§ Problem to work on: Which lines in the material below contain the word "должны"? Copy each of them.

§ Data:
━━━━━━━━
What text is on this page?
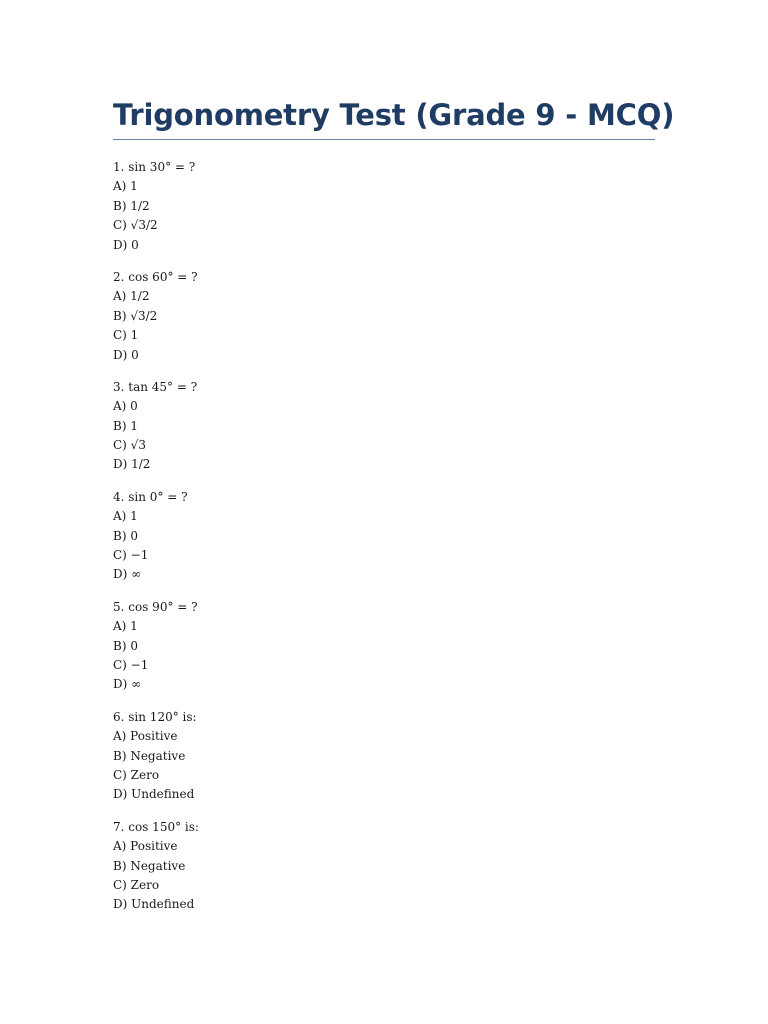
Trigonometry Test (Grade 9 - MCQ)
1. sin 30° = ?
A) 1
B) 1/2
C) √3/2
D) 0
2. cos 60° = ?
A) 1/2
B) √3/2
C) 1
D) 0
3. tan 45° = ?
A) 0
B) 1
C) √3
D) 1/2
4. sin 0° = ?
A) 1
B) 0
C) −1
D) ∞
5. cos 90° = ?
A) 1
B) 0
C) −1
D) ∞
6. sin 120° is:
A) Positive
B) Negative
C) Zero
D) Undefined
7. cos 150° is:
A) Positive
B) Negative
C) Zero
D) Undefined
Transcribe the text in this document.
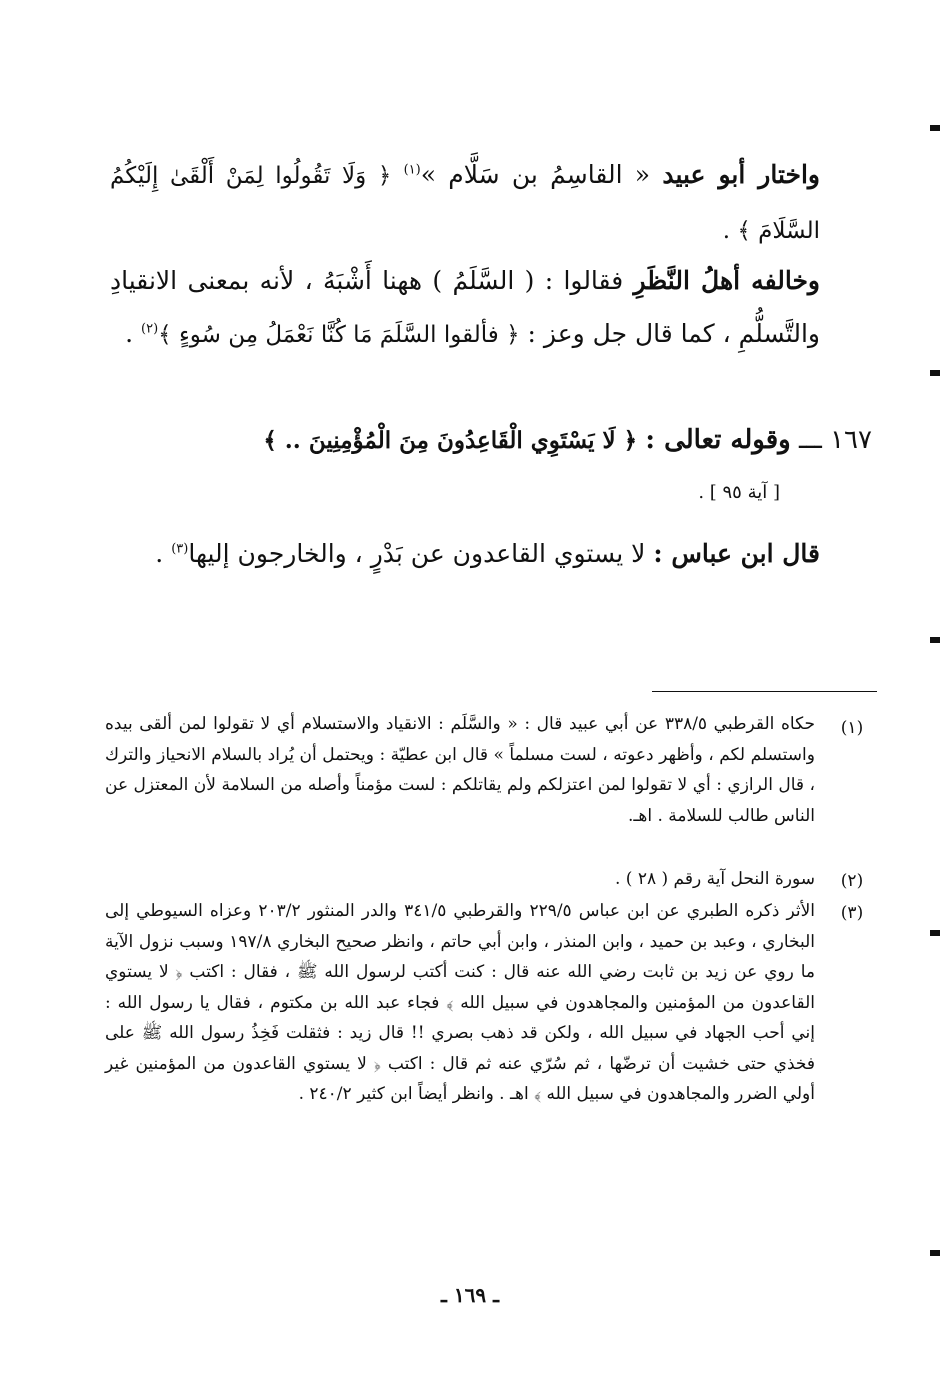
واختار أبو عبيد « القاسِمُ بن سَلَّام »$^{(١)}$ ﴿ وَلَا تَقُولُوا لِمَنْ أَلْقَىٰ إِلَيْكُمُ السَّلَامَ ﴾ .
وخالفه أهلُ النَّظَرِ فقالوا : ( السَّلَمُ ) ههنا أَشْبَهُ ، لأنه بمعنى الانقيادِ والتَّسلُّمِ ، كما قال جل وعز : ﴿ فألقوا السَّلَمَ مَا كُنَّا نَعْمَلُ مِن سُوءٍ ﴾$^{(٢)}$ .
١٦٧ ـــ وقوله تعالى : ﴿ لَا يَسْتَوِي الْقَاعِدُونَ مِنَ الْمُؤْمِنِينَ .. ﴾
[ آية ٩٥ ] .
قال ابن عباس : لا يستوي القاعدون عن بَدْرٍ ، والخارجون إليها$^{(٣)}$ .
(١)
حكاه القرطبي ٣٣٨/٥ عن أبي عبيد قال : « والسَّلَم : الانقياد والاستسلام أي لا تقولوا لمن ألقى بيده واستسلم لكم ، وأظهر دعوته ، لست مسلماً » قال ابن عطيّة : ويحتمل أن يُراد بالسلام الانحياز والترك ، قال الرازي : أي لا تقولوا لمن اعتزلكم ولم يقاتلكم : لست مؤمناً وأصله من السلامة لأن المعتزل عن الناس طالب للسلامة . اهـ.
(٢)
سورة النحل آية رقم ( ٢٨ ) .
(٣)
الأثر ذكره الطبري عن ابن عباس ٢٢٩/٥ والقرطبي ٣٤١/٥ والدر المنثور ٢٠٣/٢ وعزاه السيوطي إلى البخاري ، وعبد بن حميد ، وابن المنذر ، وابن أبي حاتم ، وانظر صحيح البخاري ١٩٧/٨ وسبب نزول الآية ما روي عن زيد بن ثابت رضي الله عنه قال : كنت أكتب لرسول الله ﷺ ، فقال : اكتب ﴿ لا يستوي القاعدون من المؤمنين والمجاهدون في سبيل الله ﴾ فجاء عبد الله بن مكتوم ، فقال يا رسول الله : إني أحب الجهاد في سبيل الله ، ولكن قد ذهب بصري !! قال زيد : فثقلت فَخِذُ رسول الله ﷺ على فخذي حتى خشيت أن ترضّها ، ثم سُرّي عنه ثم قال : اكتب ﴿ لا يستوي القاعدون من المؤمنين غير أولي الضرر والمجاهدون في سبيل الله ﴾ اهـ . وانظر أيضاً ابن كثير ٢٤٠/٢ .
ـ ١٦٩ ـ
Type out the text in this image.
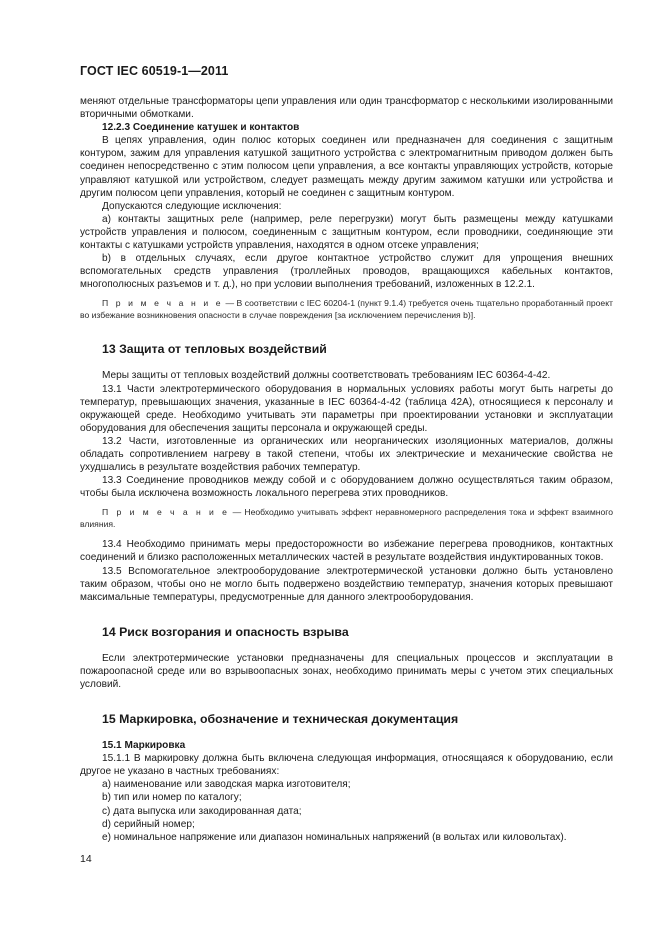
ГОСТ IEC 60519-1—2011

меняют отдельные трансформаторы цепи управления или один трансформатор с несколькими изолированными вторичными обмотками.

12.2.3 Соединение катушек и контактов

В цепях управления, один полюс которых соединен или предназначен для соединения с защитным контуром, зажим для управления катушкой защитного устройства с электромагнитным приводом должен быть соединен непосредственно с этим полюсом цепи управления, а все контакты управляющих устройств, которые управляют катушкой или устройством, следует размещать между другим зажимом катушки или устройства и другим полюсом цепи управления, который не соединен с защитным контуром.

Допускаются следующие исключения:

a) контакты защитных реле (например, реле перегрузки) могут быть размещены между катушками устройств управления и полюсом, соединенным с защитным контуром, если проводники, соединяющие эти контакты с катушками устройств управления, находятся в одном отсеке управления;

b) в отдельных случаях, если другое контактное устройство служит для упрощения внешних вспомогательных средств управления (троллейных проводов, вращающихся кабельных контактов, многополюсных разъемов и т. д.), но при условии выполнения требований, изложенных в 12.2.1.

П р и м е ч а н и е — В соответствии с IEC 60204-1 (пункт 9.1.4) требуется очень тщательно проработанный проект во избежание возникновения опасности в случае повреждения [за исключением перечисления b)].

13 Защита от тепловых воздействий

Меры защиты от тепловых воздействий должны соответствовать требованиям IEC 60364-4-42.

13.1 Части электротермического оборудования в нормальных условиях работы могут быть нагреты до температур, превышающих значения, указанные в IEC 60364-4-42 (таблица 42A), относящиеся к персоналу и окружающей среде. Необходимо учитывать эти параметры при проектировании установки и эксплуатации оборудования для обеспечения защиты персонала и окружающей среды.

13.2 Части, изготовленные из органических или неорганических изоляционных материалов, должны обладать сопротивлением нагреву в такой степени, чтобы их электрические и механические свойства не ухудшались в результате воздействия рабочих температур.

13.3 Соединение проводников между собой и с оборудованием должно осуществляться таким образом, чтобы была исключена возможность локального перегрева этих проводников.

П р и м е ч а н и е — Необходимо учитывать эффект неравномерного распределения тока и эффект взаимного влияния.

13.4 Необходимо принимать меры предосторожности во избежание перегрева проводников, контактных соединений и близко расположенных металлических частей в результате воздействия индуктированных токов.

13.5 Вспомогательное электрооборудование электротермической установки должно быть установлено таким образом, чтобы оно не могло быть подвержено воздействию температур, значения которых превышают максимальные температуры, предусмотренные для данного электрооборудования.

14 Риск возгорания и опасность взрыва

Если электротермические установки предназначены для специальных процессов и эксплуатации в пожароопасной среде или во взрывоопасных зонах, необходимо принимать меры с учетом этих специальных условий.

15 Маркировка, обозначение и техническая документация

15.1 Маркировка

15.1.1 В маркировку должна быть включена следующая информация, относящаяся к оборудованию, если другое не указано в частных требованиях:

a) наименование или заводская марка изготовителя;

b) тип или номер по каталогу;

c) дата выпуска или закодированная дата;

d) серийный номер;

e) номинальное напряжение или диапазон номинальных напряжений (в вольтах или киловольтах).

14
━━━━━━━━
§ Result below:
Меры защиты от тепловых воздействий должны соответствовать требованиям IEC 60364-4-42.
13.2 Части, изготовленные из органических или неорганических изоляционных материалов, должны обладать сопротивлением нагреву в такой степени, чтобы их электрические и механические свойства не ухудшались в результате воздействия рабочих температур.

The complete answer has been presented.